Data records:
-=-=-=-=-

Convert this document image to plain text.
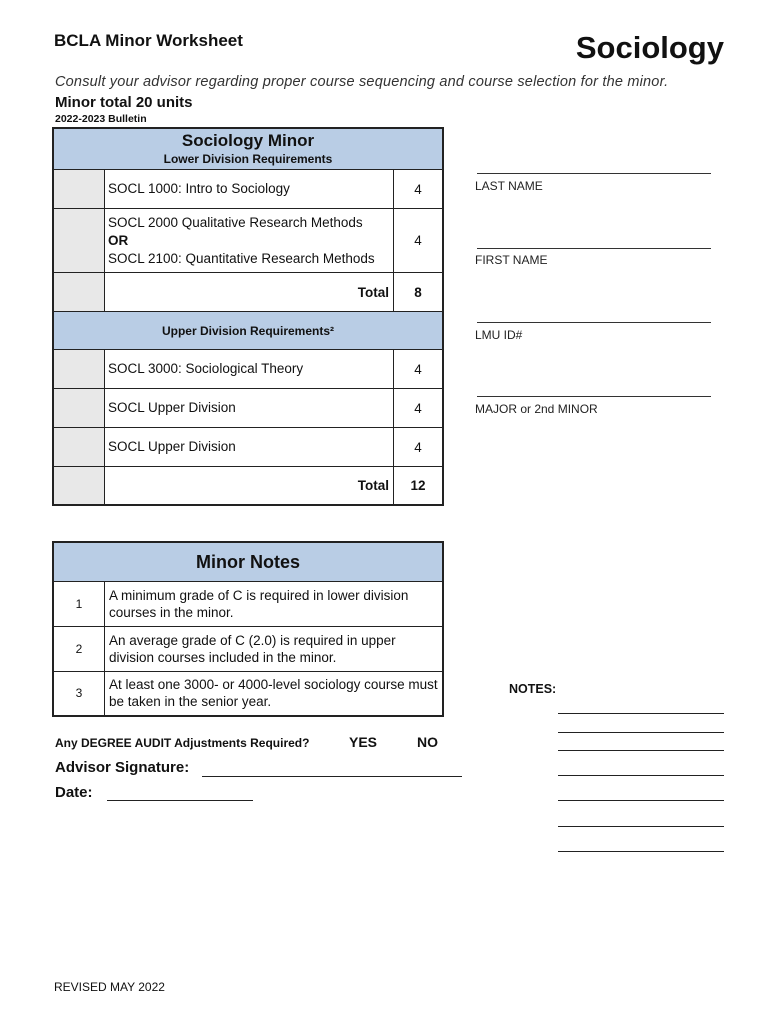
BCLA Minor Worksheet	Sociology
Consult your advisor regarding proper course sequencing and course selection for the minor.
Minor total 20 units
2022-2023 Bulletin
Sociology Minor
Lower Division Requirements		

	SOCL 1000: Intro to Sociology	4

	SOCL 2000 Qualitative Research Methods
OR
SOCL 2100: Quantitative Research Methods	4
	Total	8
Upper Division Requirements²		
	SOCL 3000: Sociological Theory	4
	SOCL Upper Division	4
	SOCL Upper Division	4
	Total	12
LAST NAME
FIRST NAME
LMU ID#
MAJOR or 2nd MINOR
Minor Notes	
1	A minimum grade of C is required in lower division courses in the minor.
2	An average grade of C (2.0) is required in upper division courses included in the minor.
3	At least one 3000- or 4000-level sociology course must be taken in the senior year.
NOTES:
Any DEGREE AUDIT Adjustments Required?	YES	NO
Advisor Signature:
Date:
REVISED MAY 2022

-=-=-=-=-

TASK PROMPT: Retype the whole listing exactly and leave the pictures out.

RESPONSE TO THE TASK:
Convert this document image to plain text.
BCLA Minor Worksheet	Sociology
Consult your advisor regarding proper course sequencing and course selection for the minor.
Minor total 20 units
2022-2023 Bulletin
Sociology Minor
Lower Division Requirements		

	SOCL 1000: Intro to Sociology	4

	SOCL 2000 Qualitative Research Methods
OR
SOCL 2100: Quantitative Research Methods	4
	Total	8
Upper Division Requirements²		
	SOCL 3000: Sociological Theory	4
	SOCL Upper Division	4
	SOCL Upper Division	4
	Total	12
LAST NAME
FIRST NAME
LMU ID#
MAJOR or 2nd MINOR
Minor Notes	
1	A minimum grade of C is required in lower division courses in the minor.
2	An average grade of C (2.0) is required in upper division courses included in the minor.
3	At least one 3000- or 4000-level sociology course must be taken in the senior year.
NOTES:
Any DEGREE AUDIT Adjustments Required?	YES	NO
Advisor Signature:
Date:
REVISED MAY 2022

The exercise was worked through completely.